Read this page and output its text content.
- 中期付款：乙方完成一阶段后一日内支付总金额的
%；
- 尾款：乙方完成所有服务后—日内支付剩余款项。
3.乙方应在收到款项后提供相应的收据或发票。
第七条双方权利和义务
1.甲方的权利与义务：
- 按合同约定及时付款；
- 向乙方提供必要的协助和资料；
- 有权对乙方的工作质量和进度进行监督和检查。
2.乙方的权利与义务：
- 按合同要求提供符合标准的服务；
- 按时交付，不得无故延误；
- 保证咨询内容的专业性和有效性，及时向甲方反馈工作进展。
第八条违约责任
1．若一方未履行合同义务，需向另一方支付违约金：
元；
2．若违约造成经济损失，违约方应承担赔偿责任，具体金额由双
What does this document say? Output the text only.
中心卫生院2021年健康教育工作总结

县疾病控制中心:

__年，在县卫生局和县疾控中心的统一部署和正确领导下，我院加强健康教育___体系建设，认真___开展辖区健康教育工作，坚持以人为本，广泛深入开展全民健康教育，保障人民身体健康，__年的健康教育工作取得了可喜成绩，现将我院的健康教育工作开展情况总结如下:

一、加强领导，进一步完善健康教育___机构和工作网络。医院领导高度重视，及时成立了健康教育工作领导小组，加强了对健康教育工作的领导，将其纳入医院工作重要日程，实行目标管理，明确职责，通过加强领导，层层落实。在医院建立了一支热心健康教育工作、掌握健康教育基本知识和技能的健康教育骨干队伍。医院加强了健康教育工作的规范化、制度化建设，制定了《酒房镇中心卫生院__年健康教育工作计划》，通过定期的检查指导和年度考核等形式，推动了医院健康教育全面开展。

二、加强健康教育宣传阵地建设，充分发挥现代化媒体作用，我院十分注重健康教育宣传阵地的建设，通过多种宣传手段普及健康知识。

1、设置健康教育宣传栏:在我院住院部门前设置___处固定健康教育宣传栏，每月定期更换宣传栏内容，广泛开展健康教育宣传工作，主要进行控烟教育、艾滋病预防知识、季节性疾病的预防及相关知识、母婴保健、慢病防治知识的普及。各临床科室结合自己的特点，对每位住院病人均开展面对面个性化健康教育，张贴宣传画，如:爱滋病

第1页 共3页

#####

GOAL. Only the lines from the one that contains "What does this" to the end of the entries above should be given again, exactly and in full.

TASK RESULT.
What does this document say? Output the text only.
中心卫生院2021年健康教育工作总结

县疾病控制中心:

__年，在县卫生局和县疾控中心的统一部署和正确领导下，我院加强健康教育___体系建设，认真___开展辖区健康教育工作，坚持以人为本，广泛深入开展全民健康教育，保障人民身体健康，__年的健康教育工作取得了可喜成绩，现将我院的健康教育工作开展情况总结如下:

一、加强领导，进一步完善健康教育___机构和工作网络。医院领导高度重视，及时成立了健康教育工作领导小组，加强了对健康教育工作的领导，将其纳入医院工作重要日程，实行目标管理，明确职责，通过加强领导，层层落实。在医院建立了一支热心健康教育工作、掌握健康教育基本知识和技能的健康教育骨干队伍。医院加强了健康教育工作的规范化、制度化建设，制定了《酒房镇中心卫生院__年健康教育工作计划》，通过定期的检查指导和年度考核等形式，推动了医院健康教育全面开展。

二、加强健康教育宣传阵地建设，充分发挥现代化媒体作用，我院十分注重健康教育宣传阵地的建设，通过多种宣传手段普及健康知识。

1、设置健康教育宣传栏:在我院住院部门前设置___处固定健康教育宣传栏，每月定期更换宣传栏内容，广泛开展健康教育宣传工作，主要进行控烟教育、艾滋病预防知识、季节性疾病的预防及相关知识、母婴保健、慢病防治知识的普及。各临床科室结合自己的特点，对每位住院病人均开展面对面个性化健康教育，张贴宣传画，如:爱滋病

第1页 共3页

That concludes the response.